= TASK BRIEF =
Among the lines below, list those containing the string "AUTOMOBILES".

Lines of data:
::::::::
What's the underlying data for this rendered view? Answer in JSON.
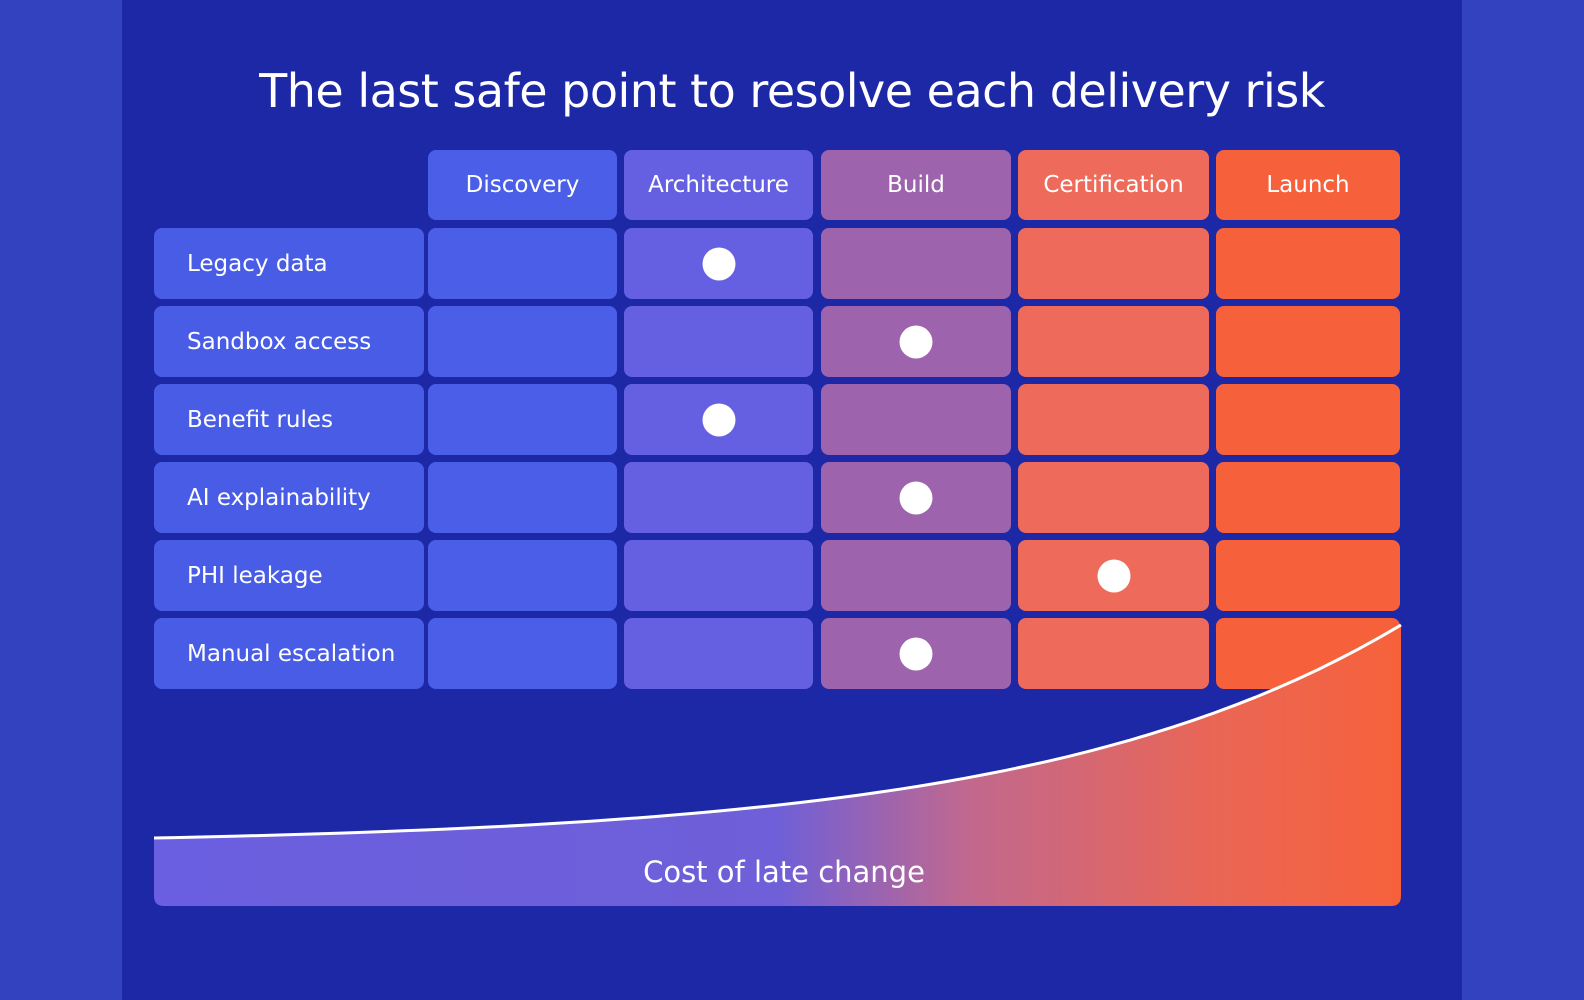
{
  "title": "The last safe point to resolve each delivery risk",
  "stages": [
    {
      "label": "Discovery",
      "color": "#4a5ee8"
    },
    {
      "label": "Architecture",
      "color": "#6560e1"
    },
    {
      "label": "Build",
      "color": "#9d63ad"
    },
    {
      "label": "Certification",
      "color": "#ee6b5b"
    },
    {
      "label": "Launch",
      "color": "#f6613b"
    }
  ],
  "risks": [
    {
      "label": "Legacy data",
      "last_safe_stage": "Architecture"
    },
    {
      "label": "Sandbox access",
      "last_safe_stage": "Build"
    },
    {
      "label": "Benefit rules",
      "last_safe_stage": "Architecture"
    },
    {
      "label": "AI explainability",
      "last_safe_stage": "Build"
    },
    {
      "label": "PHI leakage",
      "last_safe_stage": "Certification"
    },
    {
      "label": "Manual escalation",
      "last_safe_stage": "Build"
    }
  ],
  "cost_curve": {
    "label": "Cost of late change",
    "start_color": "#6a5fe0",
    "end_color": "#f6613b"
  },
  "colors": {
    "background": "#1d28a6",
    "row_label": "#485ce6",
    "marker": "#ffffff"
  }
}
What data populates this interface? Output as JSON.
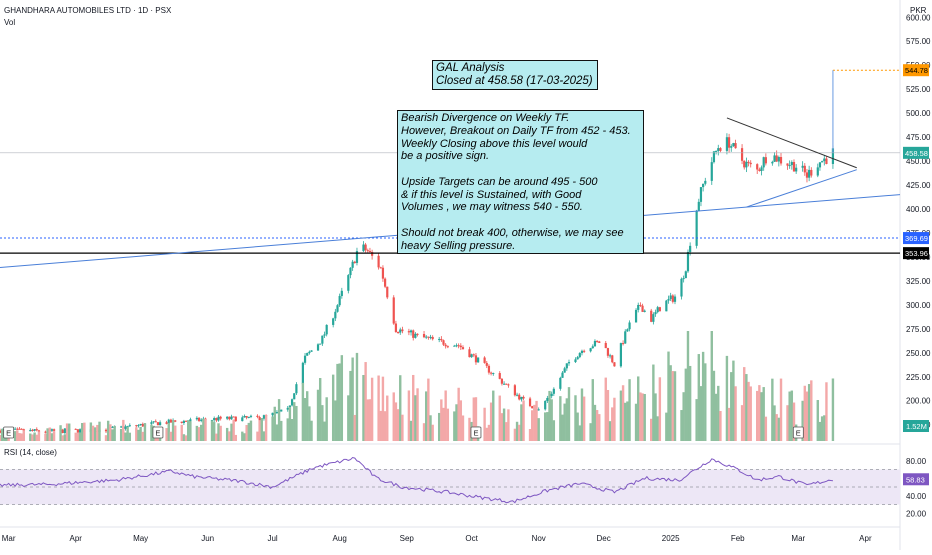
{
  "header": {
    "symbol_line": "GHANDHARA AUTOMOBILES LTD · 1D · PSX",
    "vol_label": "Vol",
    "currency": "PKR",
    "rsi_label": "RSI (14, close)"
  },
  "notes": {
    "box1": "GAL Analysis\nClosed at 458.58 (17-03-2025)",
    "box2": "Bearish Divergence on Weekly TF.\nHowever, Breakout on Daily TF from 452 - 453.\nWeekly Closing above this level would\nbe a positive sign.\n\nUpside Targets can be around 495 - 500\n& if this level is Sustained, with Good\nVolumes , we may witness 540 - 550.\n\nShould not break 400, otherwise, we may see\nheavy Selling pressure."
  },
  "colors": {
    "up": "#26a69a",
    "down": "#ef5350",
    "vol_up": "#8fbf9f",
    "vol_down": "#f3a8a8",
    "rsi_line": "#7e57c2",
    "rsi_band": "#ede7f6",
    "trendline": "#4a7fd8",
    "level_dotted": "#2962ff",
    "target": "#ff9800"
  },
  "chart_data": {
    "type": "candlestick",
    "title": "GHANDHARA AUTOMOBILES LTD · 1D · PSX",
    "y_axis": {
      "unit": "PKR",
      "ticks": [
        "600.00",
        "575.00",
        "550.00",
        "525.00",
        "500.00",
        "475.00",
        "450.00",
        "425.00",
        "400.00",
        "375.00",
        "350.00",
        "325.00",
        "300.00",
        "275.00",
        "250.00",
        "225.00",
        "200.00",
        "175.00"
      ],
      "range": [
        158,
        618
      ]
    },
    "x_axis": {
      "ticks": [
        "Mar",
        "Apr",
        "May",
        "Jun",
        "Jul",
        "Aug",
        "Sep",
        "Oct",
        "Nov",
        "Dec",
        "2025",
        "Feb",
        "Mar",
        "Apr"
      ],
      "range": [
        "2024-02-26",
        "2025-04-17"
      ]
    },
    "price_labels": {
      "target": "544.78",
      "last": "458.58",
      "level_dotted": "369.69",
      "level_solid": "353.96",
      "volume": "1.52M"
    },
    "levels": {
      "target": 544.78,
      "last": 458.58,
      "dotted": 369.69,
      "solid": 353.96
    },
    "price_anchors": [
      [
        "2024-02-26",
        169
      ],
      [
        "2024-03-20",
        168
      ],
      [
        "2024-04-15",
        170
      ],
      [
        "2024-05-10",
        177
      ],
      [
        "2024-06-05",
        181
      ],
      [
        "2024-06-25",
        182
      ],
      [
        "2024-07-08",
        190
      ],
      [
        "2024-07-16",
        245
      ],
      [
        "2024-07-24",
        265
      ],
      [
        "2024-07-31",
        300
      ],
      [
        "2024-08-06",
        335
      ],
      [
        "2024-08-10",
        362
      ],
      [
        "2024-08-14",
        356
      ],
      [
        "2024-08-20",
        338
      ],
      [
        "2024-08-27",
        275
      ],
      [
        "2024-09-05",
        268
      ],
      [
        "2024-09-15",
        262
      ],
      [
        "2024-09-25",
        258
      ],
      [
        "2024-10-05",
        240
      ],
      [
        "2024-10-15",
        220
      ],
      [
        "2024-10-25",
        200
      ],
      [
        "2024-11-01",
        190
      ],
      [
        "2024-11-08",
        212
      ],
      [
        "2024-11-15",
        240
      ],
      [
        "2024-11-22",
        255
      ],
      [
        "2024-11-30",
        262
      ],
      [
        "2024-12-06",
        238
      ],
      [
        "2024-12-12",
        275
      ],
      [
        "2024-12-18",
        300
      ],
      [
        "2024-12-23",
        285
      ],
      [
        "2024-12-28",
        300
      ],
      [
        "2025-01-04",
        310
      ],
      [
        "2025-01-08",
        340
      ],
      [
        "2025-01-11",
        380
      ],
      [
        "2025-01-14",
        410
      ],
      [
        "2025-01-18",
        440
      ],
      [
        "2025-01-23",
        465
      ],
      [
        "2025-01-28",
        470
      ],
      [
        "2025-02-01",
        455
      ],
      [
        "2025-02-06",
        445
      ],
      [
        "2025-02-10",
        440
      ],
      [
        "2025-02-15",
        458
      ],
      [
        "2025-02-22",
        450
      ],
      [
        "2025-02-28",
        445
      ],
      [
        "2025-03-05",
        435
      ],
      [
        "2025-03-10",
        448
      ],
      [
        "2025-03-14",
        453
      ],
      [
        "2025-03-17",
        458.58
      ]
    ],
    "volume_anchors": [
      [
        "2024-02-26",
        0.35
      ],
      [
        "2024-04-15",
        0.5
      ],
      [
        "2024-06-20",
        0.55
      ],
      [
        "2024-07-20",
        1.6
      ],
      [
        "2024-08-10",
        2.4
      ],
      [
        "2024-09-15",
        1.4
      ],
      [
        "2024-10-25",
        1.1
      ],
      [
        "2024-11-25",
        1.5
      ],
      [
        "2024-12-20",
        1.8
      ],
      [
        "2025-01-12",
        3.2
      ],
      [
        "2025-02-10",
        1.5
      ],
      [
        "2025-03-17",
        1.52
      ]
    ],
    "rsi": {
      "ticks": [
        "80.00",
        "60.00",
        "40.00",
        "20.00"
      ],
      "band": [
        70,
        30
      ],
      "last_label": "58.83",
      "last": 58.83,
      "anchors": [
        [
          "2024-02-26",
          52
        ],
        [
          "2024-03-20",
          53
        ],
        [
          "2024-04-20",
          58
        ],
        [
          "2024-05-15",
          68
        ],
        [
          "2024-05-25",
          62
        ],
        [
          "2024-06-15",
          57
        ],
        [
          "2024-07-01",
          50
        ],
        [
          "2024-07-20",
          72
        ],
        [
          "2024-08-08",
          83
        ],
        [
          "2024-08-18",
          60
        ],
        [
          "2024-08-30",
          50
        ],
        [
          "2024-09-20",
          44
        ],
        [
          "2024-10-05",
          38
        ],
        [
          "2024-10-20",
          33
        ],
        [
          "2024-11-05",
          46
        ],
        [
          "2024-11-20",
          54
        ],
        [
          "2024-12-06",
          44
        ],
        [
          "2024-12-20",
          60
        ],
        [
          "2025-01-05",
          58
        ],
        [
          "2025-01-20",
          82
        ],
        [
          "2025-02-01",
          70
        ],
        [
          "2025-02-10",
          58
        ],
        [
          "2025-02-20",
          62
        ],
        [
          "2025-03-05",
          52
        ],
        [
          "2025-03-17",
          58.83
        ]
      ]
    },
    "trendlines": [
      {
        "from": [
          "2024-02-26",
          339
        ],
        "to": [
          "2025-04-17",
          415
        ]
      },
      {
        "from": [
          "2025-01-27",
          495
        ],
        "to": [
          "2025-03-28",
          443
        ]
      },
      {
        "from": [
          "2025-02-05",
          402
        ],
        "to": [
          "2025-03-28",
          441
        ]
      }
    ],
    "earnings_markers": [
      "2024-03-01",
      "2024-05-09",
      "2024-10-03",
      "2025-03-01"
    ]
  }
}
::::::::
= COMPLETED TASK =
    "symbol_line": "GHANDHARA AUTOMOBILES LTD · 1D · PSX",
    "title": "GHANDHARA AUTOMOBILES LTD · 1D · PSX",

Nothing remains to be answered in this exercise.